__Given request__. Reproduce the listing lines starting with the line that contains "693, 45, 711]" and going on through the line that contains "247, 846, 279]". Replace "bar" with "column" and change nothing else.

__Entries provided__.
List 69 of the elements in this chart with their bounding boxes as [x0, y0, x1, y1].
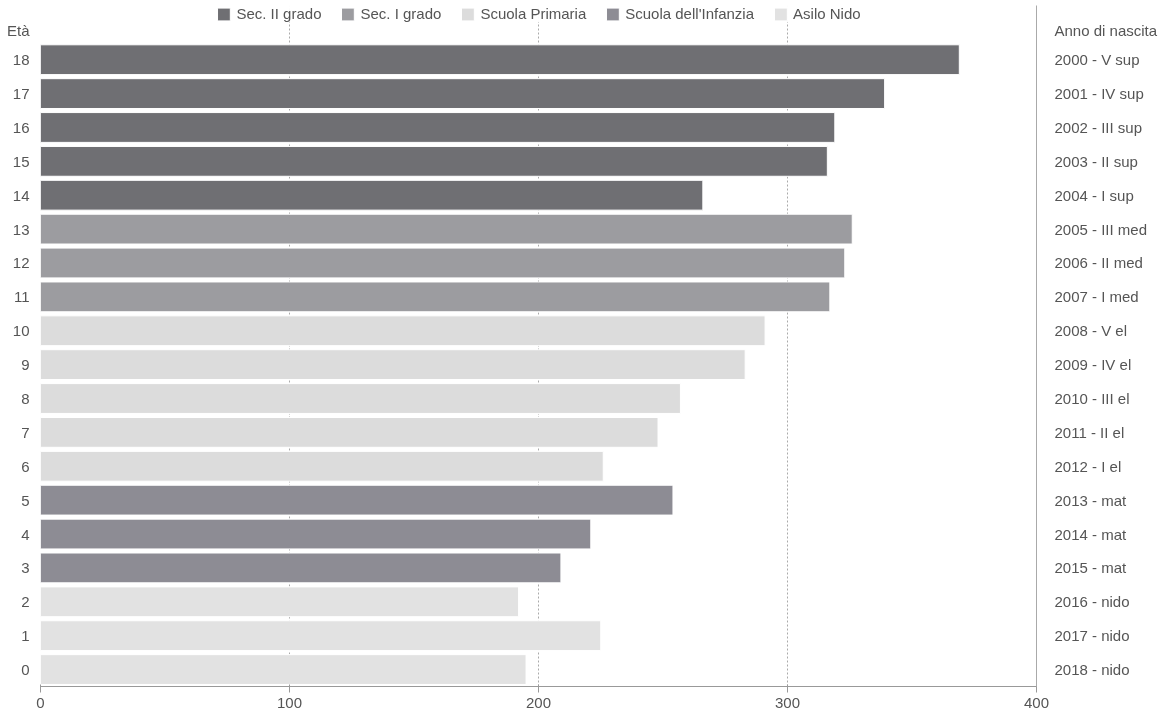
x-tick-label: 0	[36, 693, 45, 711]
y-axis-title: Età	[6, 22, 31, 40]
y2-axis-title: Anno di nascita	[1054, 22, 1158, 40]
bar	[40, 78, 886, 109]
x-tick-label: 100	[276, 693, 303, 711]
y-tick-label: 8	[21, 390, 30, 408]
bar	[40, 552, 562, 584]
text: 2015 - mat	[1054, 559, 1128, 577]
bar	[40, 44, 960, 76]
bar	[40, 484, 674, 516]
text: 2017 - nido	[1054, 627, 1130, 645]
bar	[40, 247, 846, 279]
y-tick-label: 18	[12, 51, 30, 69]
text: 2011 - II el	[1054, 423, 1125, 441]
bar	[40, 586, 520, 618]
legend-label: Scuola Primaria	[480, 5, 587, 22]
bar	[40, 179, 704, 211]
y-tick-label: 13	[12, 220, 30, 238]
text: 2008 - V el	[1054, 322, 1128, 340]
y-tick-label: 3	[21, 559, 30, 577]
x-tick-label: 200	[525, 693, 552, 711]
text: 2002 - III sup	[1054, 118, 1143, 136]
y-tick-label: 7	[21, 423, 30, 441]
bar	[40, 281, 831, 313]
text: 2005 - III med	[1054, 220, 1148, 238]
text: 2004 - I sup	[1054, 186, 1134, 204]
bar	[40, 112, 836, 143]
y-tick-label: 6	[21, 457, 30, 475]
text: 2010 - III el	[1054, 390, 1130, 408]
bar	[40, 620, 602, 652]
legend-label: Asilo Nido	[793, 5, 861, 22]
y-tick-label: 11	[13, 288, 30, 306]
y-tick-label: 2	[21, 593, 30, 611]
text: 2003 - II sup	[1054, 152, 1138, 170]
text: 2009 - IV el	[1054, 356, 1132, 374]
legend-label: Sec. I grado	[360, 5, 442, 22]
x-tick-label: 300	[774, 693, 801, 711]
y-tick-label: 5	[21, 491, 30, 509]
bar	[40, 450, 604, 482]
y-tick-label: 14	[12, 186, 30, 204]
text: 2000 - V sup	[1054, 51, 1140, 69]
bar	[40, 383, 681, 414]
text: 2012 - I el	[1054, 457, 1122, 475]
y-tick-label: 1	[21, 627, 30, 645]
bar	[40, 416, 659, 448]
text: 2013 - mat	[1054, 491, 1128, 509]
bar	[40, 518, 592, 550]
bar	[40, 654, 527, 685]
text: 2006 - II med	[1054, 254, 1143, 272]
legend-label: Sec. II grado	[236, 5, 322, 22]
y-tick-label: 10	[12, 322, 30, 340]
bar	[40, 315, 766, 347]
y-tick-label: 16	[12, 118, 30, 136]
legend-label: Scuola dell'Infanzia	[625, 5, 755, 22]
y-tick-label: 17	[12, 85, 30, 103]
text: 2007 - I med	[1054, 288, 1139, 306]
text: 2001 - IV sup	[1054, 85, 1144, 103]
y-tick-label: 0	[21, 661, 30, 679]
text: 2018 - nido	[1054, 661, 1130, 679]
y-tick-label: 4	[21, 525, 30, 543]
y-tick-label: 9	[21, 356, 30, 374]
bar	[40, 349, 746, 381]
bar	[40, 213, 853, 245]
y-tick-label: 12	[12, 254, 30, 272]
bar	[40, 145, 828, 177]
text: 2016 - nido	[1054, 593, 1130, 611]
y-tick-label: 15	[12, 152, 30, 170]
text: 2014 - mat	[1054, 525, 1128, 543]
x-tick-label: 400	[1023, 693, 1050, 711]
---
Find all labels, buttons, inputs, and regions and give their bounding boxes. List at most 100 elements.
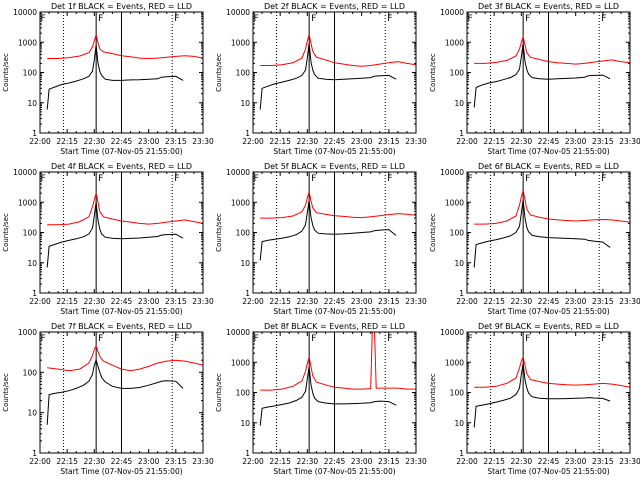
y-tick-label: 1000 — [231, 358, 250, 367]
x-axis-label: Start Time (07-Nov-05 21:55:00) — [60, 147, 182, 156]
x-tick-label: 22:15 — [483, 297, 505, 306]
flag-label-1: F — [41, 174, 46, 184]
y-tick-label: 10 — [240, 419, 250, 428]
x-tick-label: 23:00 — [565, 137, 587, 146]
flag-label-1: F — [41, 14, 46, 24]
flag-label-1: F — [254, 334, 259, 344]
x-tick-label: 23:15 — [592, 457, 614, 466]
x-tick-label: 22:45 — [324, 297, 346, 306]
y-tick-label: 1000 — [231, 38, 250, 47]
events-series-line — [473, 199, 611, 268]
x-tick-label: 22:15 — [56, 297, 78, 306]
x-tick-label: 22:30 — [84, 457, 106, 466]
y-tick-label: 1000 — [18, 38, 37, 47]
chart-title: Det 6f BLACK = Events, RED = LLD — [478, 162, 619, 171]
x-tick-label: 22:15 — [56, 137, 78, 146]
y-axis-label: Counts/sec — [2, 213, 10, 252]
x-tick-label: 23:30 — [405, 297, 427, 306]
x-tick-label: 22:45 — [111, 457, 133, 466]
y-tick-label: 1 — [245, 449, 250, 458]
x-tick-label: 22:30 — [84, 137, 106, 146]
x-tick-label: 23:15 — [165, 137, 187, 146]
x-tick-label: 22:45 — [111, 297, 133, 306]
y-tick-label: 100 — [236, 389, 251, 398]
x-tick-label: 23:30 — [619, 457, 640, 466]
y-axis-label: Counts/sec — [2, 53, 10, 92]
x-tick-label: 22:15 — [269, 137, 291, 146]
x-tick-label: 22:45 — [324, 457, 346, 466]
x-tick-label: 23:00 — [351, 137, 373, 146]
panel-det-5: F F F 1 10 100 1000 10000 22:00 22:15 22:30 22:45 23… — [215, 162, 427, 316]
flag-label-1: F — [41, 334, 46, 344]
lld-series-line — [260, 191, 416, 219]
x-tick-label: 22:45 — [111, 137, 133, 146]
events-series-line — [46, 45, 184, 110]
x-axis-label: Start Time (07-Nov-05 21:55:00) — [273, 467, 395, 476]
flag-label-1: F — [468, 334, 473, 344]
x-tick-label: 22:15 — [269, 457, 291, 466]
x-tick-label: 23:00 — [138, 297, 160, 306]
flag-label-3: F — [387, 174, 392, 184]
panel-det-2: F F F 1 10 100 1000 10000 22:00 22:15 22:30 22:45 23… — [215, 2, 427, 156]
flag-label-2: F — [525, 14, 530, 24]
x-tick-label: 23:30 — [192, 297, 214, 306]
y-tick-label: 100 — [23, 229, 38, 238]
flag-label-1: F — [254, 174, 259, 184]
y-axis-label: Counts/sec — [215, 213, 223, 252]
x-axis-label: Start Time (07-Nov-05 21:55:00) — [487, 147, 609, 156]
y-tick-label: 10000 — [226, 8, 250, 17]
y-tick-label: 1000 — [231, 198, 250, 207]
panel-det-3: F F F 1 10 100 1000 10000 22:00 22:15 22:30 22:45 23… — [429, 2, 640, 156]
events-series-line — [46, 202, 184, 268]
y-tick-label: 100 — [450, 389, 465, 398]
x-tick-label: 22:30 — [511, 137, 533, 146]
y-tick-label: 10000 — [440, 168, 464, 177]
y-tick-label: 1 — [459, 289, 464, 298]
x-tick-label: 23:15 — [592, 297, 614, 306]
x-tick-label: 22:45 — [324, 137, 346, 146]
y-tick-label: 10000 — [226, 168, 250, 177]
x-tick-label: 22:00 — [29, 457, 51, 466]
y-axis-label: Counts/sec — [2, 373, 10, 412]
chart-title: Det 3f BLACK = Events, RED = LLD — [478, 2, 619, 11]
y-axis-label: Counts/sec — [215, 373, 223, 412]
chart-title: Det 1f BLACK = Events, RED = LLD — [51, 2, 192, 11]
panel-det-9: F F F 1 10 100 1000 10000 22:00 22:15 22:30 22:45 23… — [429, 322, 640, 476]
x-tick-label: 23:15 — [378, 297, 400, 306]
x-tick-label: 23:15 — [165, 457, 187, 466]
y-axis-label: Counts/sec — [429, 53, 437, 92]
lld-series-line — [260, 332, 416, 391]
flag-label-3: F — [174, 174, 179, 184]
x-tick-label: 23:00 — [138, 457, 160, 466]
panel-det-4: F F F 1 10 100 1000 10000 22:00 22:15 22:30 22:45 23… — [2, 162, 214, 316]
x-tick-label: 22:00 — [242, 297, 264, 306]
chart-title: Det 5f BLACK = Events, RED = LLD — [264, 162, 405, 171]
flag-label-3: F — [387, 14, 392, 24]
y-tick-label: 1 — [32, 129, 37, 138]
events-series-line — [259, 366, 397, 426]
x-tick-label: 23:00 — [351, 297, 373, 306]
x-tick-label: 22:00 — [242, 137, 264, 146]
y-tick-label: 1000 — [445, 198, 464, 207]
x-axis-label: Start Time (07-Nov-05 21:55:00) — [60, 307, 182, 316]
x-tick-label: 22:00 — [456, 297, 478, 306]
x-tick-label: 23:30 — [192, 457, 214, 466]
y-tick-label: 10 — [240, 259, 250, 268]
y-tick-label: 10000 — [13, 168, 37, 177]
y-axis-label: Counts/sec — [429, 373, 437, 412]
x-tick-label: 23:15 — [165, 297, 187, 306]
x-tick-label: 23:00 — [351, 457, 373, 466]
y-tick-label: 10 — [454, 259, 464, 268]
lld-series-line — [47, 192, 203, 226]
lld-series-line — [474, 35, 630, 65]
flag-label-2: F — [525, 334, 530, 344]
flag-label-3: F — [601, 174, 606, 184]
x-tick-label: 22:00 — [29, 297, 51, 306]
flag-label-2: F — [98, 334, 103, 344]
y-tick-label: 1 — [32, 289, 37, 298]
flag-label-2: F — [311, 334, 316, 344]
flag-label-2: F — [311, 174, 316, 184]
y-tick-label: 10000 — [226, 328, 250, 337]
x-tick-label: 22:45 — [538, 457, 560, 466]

__Task solution__.
x-tick-label: 0	[36, 693, 45, 711]
y-axis-title: Età	[6, 22, 31, 40]
y2-axis-title: Anno di nascita	[1054, 22, 1158, 40]
column	[40, 78, 886, 109]
x-tick-label: 100	[276, 693, 303, 711]
y-tick-label: 8	[21, 390, 30, 408]
column	[40, 552, 562, 584]
text: 2015 - mat	[1054, 559, 1128, 577]
column	[40, 44, 960, 76]
column	[40, 484, 674, 516]
text: 2017 - nido	[1054, 627, 1130, 645]
column	[40, 247, 846, 279]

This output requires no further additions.